## EXERCISE TASK
Repeat the data below exactly, dropping any pictures it holds.

## EXERCISE MATERIALS
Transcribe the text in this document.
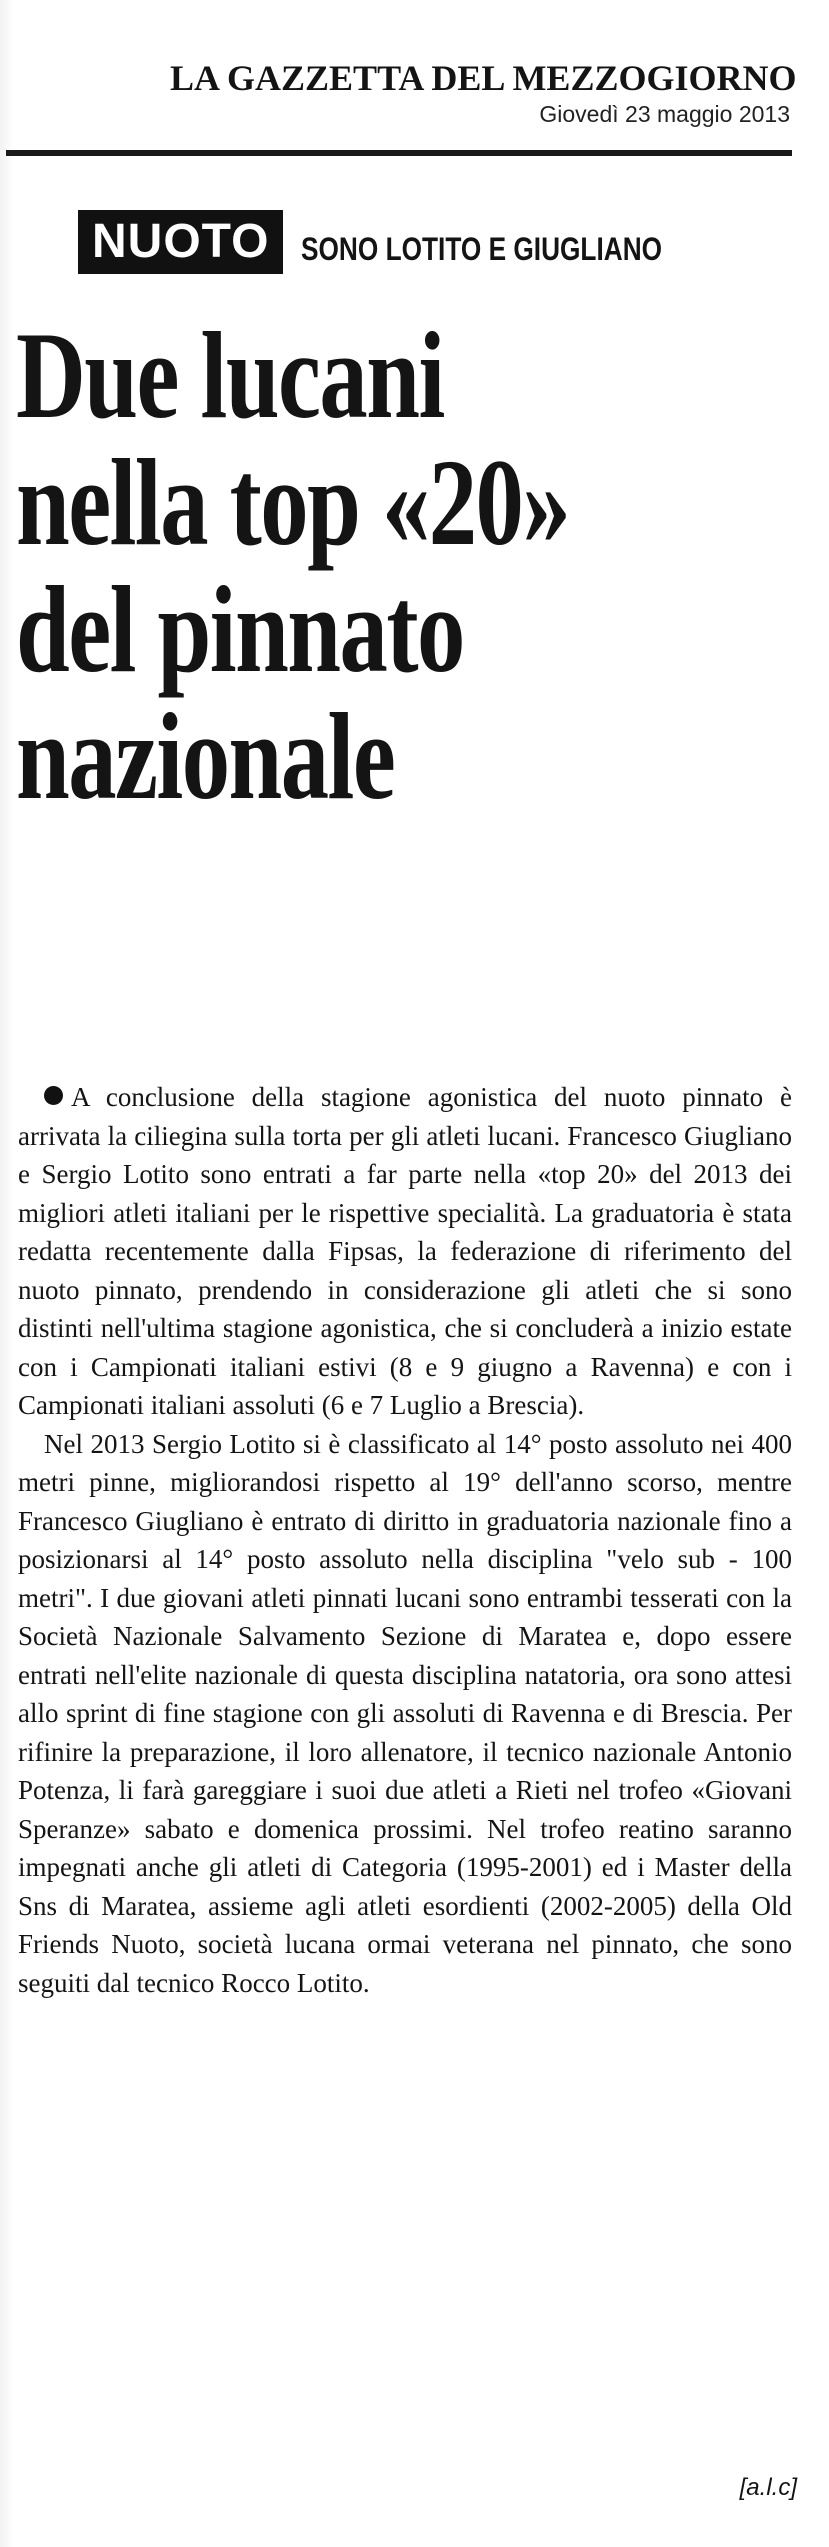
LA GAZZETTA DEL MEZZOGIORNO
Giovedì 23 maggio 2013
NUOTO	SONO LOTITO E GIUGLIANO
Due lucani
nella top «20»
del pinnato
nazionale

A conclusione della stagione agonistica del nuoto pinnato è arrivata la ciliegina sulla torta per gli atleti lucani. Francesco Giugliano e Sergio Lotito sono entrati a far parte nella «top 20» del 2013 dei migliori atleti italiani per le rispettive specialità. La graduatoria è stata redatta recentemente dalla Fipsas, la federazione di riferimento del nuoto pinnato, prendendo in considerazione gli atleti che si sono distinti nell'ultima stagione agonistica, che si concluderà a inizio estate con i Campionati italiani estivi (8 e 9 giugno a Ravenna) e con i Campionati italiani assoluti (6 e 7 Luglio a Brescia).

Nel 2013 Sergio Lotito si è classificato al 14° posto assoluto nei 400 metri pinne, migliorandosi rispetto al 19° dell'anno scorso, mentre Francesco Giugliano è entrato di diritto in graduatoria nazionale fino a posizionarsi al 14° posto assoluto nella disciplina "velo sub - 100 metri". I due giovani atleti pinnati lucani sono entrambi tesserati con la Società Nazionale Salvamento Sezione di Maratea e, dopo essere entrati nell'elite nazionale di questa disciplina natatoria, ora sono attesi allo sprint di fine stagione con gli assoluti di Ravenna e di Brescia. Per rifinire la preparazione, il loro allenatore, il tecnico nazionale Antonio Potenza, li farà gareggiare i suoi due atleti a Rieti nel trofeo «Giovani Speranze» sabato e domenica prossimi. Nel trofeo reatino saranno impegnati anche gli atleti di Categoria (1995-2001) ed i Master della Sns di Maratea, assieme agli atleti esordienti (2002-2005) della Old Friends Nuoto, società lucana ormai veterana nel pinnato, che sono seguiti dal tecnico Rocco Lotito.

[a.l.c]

## OUTPUT OF THE TASK
Transcribe the text in this document.
LA GAZZETTA DEL MEZZOGIORNO
Giovedì 23 maggio 2013
NUOTO	SONO LOTITO E GIUGLIANO
Due lucani
nella top «20»
del pinnato
nazionale

A conclusione della stagione agonistica del nuoto pinnato è arrivata la ciliegina sulla torta per gli atleti lucani. Francesco Giugliano e Sergio Lotito sono entrati a far parte nella «top 20» del 2013 dei migliori atleti italiani per le rispettive specialità. La graduatoria è stata redatta recentemente dalla Fipsas, la federazione di riferimento del nuoto pinnato, prendendo in considerazione gli atleti che si sono distinti nell'ultima stagione agonistica, che si concluderà a inizio estate con i Campionati italiani estivi (8 e 9 giugno a Ravenna) e con i Campionati italiani assoluti (6 e 7 Luglio a Brescia).

Nel 2013 Sergio Lotito si è classificato al 14° posto assoluto nei 400 metri pinne, migliorandosi rispetto al 19° dell'anno scorso, mentre Francesco Giugliano è entrato di diritto in graduatoria nazionale fino a posizionarsi al 14° posto assoluto nella disciplina "velo sub - 100 metri". I due giovani atleti pinnati lucani sono entrambi tesserati con la Società Nazionale Salvamento Sezione di Maratea e, dopo essere entrati nell'elite nazionale di questa disciplina natatoria, ora sono attesi allo sprint di fine stagione con gli assoluti di Ravenna e di Brescia. Per rifinire la preparazione, il loro allenatore, il tecnico nazionale Antonio Potenza, li farà gareggiare i suoi due atleti a Rieti nel trofeo «Giovani Speranze» sabato e domenica prossimi. Nel trofeo reatino saranno impegnati anche gli atleti di Categoria (1995-2001) ed i Master della Sns di Maratea, assieme agli atleti esordienti (2002-2005) della Old Friends Nuoto, società lucana ormai veterana nel pinnato, che sono seguiti dal tecnico Rocco Lotito.

[a.l.c]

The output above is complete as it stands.